** Extracted text **
A total of 219 and 201 proteins with a signal peptide for secretion were identified in the culture media of MA234.1 and the ΔagsE strain, of which 165 were shared between the two strains. Of the total number of proteins with a signal sequence for secretion, 5 have never been reported to be part of the secretome before (Supplemental Table 13). Part of the proteins that were found in the secretomes of both MA234.1 and ΔagsE were differentially expressed when compared to the other strain. The 26 proteins that were down-regulated in ΔagsE when compared to the reference strain included GH16 glucanases / galactanases, GH12 β-glucanases, a GH17 β-glucan endohydrolases and a GH15 α-glucosidase (Fig. 5). On the other hand, the 66 proteins that were up-regulated in ΔagsE included GH43 hemicellulases, GH31 α-glucosidases / α-xylosidases / isomaltosyltransferases / glucoamylases, GH18 chitinases / endo-β-N-acetylglucosaminidases / carbohydrate binding modules / xylanase inhibitors and GH92 α-mannosidases. The 54 unique proteins with a predicted signal peptide in the culture medium of MA234.1 included GH28 polygalacturonases, GH5 cellulases, GH7 cellulases/β-1,4-glucanases and 2 pectinesterases. On the other hand, the 36 unique proteins with a predicted signal peptide of strain ΔagsE included carboxylesterases, GH76 α-mannanases, GH1 β-glucosidase, GH61 lytic polysaccharide monooxygenases and GH71 α-1,3-glucanase. Notably, strain ΔagsE did not release a unique GH5 cellulase when compared to MA234.1, implying we would not expect a synergistic cellulase activity as we found by mixing the culture media. The reason for this is not yet clear. Nevertheless, our data strongly suggest that the wild-type and the ΔagsE strains have complementary activity on plant substrates.

It has been reported that small micro-colonies release more protein than large micro-colonies (Tegelaar et al. 2020; Lyu et al. 2023). This may be explained by the fact that expression of genes of secreted proteins mainly occurs in a peripheral shell of the pellet and that, therefore, pellets with a radius ≤ of the width of the expression shell would be more productive in terms of protein secretion (Tegelaar et al. 2020). However, the results of this study do not support the finding that smaller micro-colonies secrete more protein in the culture medium. The increased amounts of protein as observed on SDS PAGE is mainly explained by release of proteins without a signal sequence. We propose that inactivation of agsE stimulates protein secretion due to formation of smaller micro-colonies formation but at the same time inhibits protein secretion due to for instance changes in cell wall composition, pH of the culture medium, cell lysis, or changes in activity of signalling pathways.

** What you have to do **
Answer these questions about the secretome text:
1. How many proteins with a signal peptide did MA234.1 and ΔagsE share?
2. How many proteins were up-regulated in ΔagsE?
3. What mainly explains the increased amounts of protein seen on SDS PAGE?
The data that follow have nothing to do with the text.

** Extracted entries **

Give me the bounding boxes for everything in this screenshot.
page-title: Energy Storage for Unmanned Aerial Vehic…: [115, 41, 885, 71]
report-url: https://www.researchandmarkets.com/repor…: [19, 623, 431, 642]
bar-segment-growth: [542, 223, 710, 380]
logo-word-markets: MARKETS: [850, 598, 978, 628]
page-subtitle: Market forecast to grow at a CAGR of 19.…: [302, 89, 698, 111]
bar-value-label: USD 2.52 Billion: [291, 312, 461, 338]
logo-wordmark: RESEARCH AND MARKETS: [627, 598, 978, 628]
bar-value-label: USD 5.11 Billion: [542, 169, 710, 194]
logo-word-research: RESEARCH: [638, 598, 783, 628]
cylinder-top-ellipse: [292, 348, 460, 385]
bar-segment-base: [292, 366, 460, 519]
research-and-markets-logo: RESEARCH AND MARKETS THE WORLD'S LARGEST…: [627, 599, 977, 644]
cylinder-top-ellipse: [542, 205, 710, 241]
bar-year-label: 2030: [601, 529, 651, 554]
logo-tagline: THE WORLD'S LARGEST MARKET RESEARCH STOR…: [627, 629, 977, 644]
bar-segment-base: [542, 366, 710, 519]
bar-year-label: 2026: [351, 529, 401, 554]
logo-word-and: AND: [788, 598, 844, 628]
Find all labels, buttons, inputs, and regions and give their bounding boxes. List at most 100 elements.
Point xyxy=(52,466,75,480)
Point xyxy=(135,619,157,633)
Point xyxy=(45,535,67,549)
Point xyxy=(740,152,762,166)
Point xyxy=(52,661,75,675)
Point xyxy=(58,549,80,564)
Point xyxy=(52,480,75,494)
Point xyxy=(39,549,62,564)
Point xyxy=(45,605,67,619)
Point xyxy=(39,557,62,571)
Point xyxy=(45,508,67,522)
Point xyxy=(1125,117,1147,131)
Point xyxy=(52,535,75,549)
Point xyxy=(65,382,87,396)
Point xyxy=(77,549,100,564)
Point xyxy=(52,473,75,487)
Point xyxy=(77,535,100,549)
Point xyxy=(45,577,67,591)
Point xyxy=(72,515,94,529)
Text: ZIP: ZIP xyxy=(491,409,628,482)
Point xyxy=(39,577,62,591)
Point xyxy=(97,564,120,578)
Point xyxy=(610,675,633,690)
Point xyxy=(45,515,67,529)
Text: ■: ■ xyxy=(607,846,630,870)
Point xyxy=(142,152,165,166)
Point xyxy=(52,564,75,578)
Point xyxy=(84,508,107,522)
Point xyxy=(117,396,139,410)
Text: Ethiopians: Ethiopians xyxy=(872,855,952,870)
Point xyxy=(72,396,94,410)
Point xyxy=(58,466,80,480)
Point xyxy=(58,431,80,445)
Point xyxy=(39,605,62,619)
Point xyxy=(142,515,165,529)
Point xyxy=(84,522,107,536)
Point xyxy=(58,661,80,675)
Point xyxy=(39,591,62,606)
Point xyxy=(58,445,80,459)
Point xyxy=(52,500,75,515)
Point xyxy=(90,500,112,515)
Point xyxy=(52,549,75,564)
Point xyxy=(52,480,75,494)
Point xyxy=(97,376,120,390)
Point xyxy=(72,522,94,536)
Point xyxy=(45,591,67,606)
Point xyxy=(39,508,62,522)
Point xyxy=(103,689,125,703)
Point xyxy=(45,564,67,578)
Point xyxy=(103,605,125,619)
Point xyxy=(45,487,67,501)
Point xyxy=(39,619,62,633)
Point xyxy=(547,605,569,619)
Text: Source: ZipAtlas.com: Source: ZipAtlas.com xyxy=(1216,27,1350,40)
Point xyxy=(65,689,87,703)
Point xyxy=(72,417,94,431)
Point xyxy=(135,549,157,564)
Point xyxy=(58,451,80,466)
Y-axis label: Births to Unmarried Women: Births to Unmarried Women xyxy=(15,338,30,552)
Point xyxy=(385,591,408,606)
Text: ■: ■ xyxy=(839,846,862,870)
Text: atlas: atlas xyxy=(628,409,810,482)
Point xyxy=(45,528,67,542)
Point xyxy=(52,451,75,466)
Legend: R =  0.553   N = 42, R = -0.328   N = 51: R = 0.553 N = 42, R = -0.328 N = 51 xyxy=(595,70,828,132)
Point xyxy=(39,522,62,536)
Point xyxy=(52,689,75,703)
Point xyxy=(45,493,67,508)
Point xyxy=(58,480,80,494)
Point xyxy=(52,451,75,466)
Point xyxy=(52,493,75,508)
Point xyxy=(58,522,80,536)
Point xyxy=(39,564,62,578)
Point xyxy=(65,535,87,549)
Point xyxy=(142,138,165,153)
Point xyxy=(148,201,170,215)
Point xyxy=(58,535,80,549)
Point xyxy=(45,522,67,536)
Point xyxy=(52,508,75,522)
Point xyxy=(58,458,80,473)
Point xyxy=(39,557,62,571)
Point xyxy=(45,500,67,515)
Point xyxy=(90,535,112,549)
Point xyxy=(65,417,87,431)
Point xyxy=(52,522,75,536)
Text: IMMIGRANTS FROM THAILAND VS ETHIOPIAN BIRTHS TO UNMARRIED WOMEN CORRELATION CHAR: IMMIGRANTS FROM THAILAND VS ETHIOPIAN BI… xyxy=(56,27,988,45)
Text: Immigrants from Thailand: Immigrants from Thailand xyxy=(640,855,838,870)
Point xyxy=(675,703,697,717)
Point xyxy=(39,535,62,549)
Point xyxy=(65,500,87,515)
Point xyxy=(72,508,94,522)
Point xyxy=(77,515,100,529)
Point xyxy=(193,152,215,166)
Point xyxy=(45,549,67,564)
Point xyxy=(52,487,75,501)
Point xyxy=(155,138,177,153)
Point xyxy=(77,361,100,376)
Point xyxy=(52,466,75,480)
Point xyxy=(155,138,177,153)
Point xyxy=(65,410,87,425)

** Exercise answer **
1. 165
2. 66
3. The release of proteins without a signal sequence.